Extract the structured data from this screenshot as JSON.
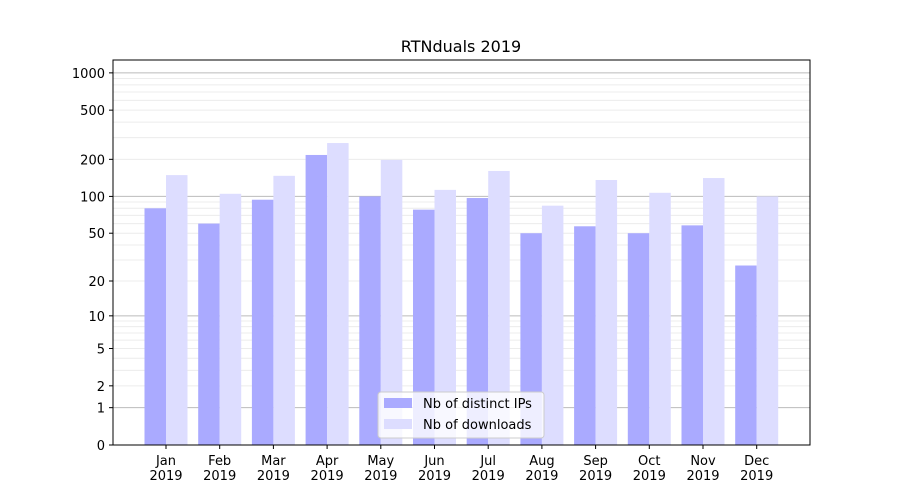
{
  "chart_data": {
    "type": "bar",
    "title": "RTNduals 2019",
    "xlabel": "",
    "ylabel": "",
    "yscale": "log10(y+1)",
    "ylim": [
      0,
      1270
    ],
    "yticks": [
      0,
      1,
      2,
      5,
      10,
      20,
      50,
      100,
      200,
      500,
      1000
    ],
    "grid": true,
    "legend_position": "lower-center",
    "categories": [
      "Jan\n2019",
      "Feb\n2019",
      "Mar\n2019",
      "Apr\n2019",
      "May\n2019",
      "Jun\n2019",
      "Jul\n2019",
      "Aug\n2019",
      "Sep\n2019",
      "Oct\n2019",
      "Nov\n2019",
      "Dec\n2019"
    ],
    "series": [
      {
        "name": "Nb of distinct IPs",
        "color": "#aaaaff",
        "values": [
          80,
          60,
          94,
          217,
          100,
          78,
          97,
          50,
          57,
          50,
          58,
          27
        ]
      },
      {
        "name": "Nb of downloads",
        "color": "#ddddff",
        "values": [
          149,
          105,
          147,
          271,
          198,
          113,
          161,
          84,
          136,
          107,
          141,
          100
        ]
      }
    ]
  }
}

-- -- --

### Problem to solve
Make an exact copy of the whole listing, but don't bring over any pictures.

### Response to this task
Extract the structured data from this screenshot as JSON.
{
  "chart_data": {
    "type": "bar",
    "title": "RTNduals 2019",
    "xlabel": "",
    "ylabel": "",
    "yscale": "log10(y+1)",
    "ylim": [
      0,
      1270
    ],
    "yticks": [
      0,
      1,
      2,
      5,
      10,
      20,
      50,
      100,
      200,
      500,
      1000
    ],
    "grid": true,
    "legend_position": "lower-center",
    "categories": [
      "Jan\n2019",
      "Feb\n2019",
      "Mar\n2019",
      "Apr\n2019",
      "May\n2019",
      "Jun\n2019",
      "Jul\n2019",
      "Aug\n2019",
      "Sep\n2019",
      "Oct\n2019",
      "Nov\n2019",
      "Dec\n2019"
    ],
    "series": [
      {
        "name": "Nb of distinct IPs",
        "color": "#aaaaff",
        "values": [
          80,
          60,
          94,
          217,
          100,
          78,
          97,
          50,
          57,
          50,
          58,
          27
        ]
      },
      {
        "name": "Nb of downloads",
        "color": "#ddddff",
        "values": [
          149,
          105,
          147,
          271,
          198,
          113,
          161,
          84,
          136,
          107,
          141,
          100
        ]
      }
    ]
  }
}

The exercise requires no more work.